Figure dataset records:
## START
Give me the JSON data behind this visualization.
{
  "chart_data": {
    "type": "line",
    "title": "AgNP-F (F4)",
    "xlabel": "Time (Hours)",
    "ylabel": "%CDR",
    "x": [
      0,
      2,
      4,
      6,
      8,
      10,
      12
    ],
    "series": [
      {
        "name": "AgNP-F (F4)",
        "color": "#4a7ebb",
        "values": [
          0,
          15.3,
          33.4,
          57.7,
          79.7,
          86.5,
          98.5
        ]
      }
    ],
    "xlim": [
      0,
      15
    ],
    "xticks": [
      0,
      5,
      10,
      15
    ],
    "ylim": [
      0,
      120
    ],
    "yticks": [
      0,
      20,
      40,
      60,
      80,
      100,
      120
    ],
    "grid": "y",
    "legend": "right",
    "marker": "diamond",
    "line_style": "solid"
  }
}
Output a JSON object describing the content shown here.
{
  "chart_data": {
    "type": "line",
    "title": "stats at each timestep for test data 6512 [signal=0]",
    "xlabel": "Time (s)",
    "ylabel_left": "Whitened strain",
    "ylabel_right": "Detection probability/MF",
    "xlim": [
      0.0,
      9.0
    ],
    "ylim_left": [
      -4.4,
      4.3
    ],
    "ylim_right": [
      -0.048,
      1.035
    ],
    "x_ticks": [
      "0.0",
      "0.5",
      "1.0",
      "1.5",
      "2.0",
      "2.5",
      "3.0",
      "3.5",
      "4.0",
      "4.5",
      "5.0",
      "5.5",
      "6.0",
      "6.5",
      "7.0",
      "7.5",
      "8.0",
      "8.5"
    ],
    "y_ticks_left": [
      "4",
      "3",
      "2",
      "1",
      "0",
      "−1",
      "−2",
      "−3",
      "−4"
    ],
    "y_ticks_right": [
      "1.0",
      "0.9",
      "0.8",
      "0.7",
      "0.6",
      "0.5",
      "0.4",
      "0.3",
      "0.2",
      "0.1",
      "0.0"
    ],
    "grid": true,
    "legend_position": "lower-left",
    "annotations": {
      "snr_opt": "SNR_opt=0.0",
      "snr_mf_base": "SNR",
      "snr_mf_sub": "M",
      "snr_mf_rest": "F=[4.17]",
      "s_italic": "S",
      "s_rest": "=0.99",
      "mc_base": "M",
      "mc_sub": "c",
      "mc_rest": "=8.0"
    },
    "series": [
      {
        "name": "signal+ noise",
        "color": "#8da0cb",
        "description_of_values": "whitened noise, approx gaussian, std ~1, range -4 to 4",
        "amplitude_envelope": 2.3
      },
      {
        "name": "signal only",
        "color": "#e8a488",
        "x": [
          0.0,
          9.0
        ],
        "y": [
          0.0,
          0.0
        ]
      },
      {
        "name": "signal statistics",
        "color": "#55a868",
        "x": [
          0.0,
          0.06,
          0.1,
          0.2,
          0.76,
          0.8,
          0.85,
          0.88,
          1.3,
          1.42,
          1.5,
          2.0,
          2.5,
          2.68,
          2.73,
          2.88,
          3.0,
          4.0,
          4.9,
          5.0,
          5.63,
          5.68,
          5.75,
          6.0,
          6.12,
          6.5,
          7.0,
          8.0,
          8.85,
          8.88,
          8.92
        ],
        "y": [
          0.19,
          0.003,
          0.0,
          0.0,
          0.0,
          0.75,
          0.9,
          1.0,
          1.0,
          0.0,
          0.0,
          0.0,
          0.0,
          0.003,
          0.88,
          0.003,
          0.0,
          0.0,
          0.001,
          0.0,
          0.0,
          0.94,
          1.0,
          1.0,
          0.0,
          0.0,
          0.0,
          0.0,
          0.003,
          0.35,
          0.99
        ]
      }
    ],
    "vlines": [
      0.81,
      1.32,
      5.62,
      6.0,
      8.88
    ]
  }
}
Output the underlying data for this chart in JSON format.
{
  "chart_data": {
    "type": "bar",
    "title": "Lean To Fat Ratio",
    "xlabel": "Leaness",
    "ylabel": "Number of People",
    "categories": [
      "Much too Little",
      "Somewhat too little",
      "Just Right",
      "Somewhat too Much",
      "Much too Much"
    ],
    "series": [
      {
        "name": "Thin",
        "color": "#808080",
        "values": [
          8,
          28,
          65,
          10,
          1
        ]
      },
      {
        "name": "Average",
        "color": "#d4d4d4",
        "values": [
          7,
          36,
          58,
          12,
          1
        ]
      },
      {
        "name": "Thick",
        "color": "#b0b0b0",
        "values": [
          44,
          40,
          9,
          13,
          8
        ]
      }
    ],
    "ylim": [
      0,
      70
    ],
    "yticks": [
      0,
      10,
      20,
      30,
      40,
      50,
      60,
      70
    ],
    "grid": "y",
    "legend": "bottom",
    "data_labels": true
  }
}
## END
Stated task – Repeat all the entries exactly as given.

Solution for this problem –
Give me the JSON data behind this visualization.
{
  "chart_data": {
    "type": "line",
    "title": "AgNP-F (F4)",
    "xlabel": "Time (Hours)",
    "ylabel": "%CDR",
    "x": [
      0,
      2,
      4,
      6,
      8,
      10,
      12
    ],
    "series": [
      {
        "name": "AgNP-F (F4)",
        "color": "#4a7ebb",
        "values": [
          0,
          15.3,
          33.4,
          57.7,
          79.7,
          86.5,
          98.5
        ]
      }
    ],
    "xlim": [
      0,
      15
    ],
    "xticks": [
      0,
      5,
      10,
      15
    ],
    "ylim": [
      0,
      120
    ],
    "yticks": [
      0,
      20,
      40,
      60,
      80,
      100,
      120
    ],
    "grid": "y",
    "legend": "right",
    "marker": "diamond",
    "line_style": "solid"
  }
}
Output a JSON object describing the content shown here.
{
  "chart_data": {
    "type": "line",
    "title": "stats at each timestep for test data 6512 [signal=0]",
    "xlabel": "Time (s)",
    "ylabel_left": "Whitened strain",
    "ylabel_right": "Detection probability/MF",
    "xlim": [
      0.0,
      9.0
    ],
    "ylim_left": [
      -4.4,
      4.3
    ],
    "ylim_right": [
      -0.048,
      1.035
    ],
    "x_ticks": [
      "0.0",
      "0.5",
      "1.0",
      "1.5",
      "2.0",
      "2.5",
      "3.0",
      "3.5",
      "4.0",
      "4.5",
      "5.0",
      "5.5",
      "6.0",
      "6.5",
      "7.0",
      "7.5",
      "8.0",
      "8.5"
    ],
    "y_ticks_left": [
      "4",
      "3",
      "2",
      "1",
      "0",
      "−1",
      "−2",
      "−3",
      "−4"
    ],
    "y_ticks_right": [
      "1.0",
      "0.9",
      "0.8",
      "0.7",
      "0.6",
      "0.5",
      "0.4",
      "0.3",
      "0.2",
      "0.1",
      "0.0"
    ],
    "grid": true,
    "legend_position": "lower-left",
    "annotations": {
      "snr_opt": "SNR_opt=0.0",
      "snr_mf_base": "SNR",
      "snr_mf_sub": "M",
      "snr_mf_rest": "F=[4.17]",
      "s_italic": "S",
      "s_rest": "=0.99",
      "mc_base": "M",
      "mc_sub": "c",
      "mc_rest": "=8.0"
    },
    "series": [
      {
        "name": "signal+ noise",
        "color": "#8da0cb",
        "description_of_values": "whitened noise, approx gaussian, std ~1, range -4 to 4",
        "amplitude_envelope": 2.3
      },
      {
        "name": "signal only",
        "color": "#e8a488",
        "x": [
          0.0,
          9.0
        ],
        "y": [
          0.0,
          0.0
        ]
      },
      {
        "name": "signal statistics",
        "color": "#55a868",
        "x": [
          0.0,
          0.06,
          0.1,
          0.2,
          0.76,
          0.8,
          0.85,
          0.88,
          1.3,
          1.42,
          1.5,
          2.0,
          2.5,
          2.68,
          2.73,
          2.88,
          3.0,
          4.0,
          4.9,
          5.0,
          5.63,
          5.68,
          5.75,
          6.0,
          6.12,
          6.5,
          7.0,
          8.0,
          8.85,
          8.88,
          8.92
        ],
        "y": [
          0.19,
          0.003,
          0.0,
          0.0,
          0.0,
          0.75,
          0.9,
          1.0,
          1.0,
          0.0,
          0.0,
          0.0,
          0.0,
          0.003,
          0.88,
          0.003,
          0.0,
          0.0,
          0.001,
          0.0,
          0.0,
          0.94,
          1.0,
          1.0,
          0.0,
          0.0,
          0.0,
          0.0,
          0.003,
          0.35,
          0.99
        ]
      }
    ],
    "vlines": [
      0.81,
      1.32,
      5.62,
      6.0,
      8.88
    ]
  }
}
Output the underlying data for this chart in JSON format.
{
  "chart_data": {
    "type": "bar",
    "title": "Lean To Fat Ratio",
    "xlabel": "Leaness",
    "ylabel": "Number of People",
    "categories": [
      "Much too Little",
      "Somewhat too little",
      "Just Right",
      "Somewhat too Much",
      "Much too Much"
    ],
    "series": [
      {
        "name": "Thin",
        "color": "#808080",
        "values": [
          8,
          28,
          65,
          10,
          1
        ]
      },
      {
        "name": "Average",
        "color": "#d4d4d4",
        "values": [
          7,
          36,
          58,
          12,
          1
        ]
      },
      {
        "name": "Thick",
        "color": "#b0b0b0",
        "values": [
          44,
          40,
          9,
          13,
          8
        ]
      }
    ],
    "ylim": [
      0,
      70
    ],
    "yticks": [
      0,
      10,
      20,
      30,
      40,
      50,
      60,
      70
    ],
    "grid": "y",
    "legend": "bottom",
    "data_labels": true
  }
}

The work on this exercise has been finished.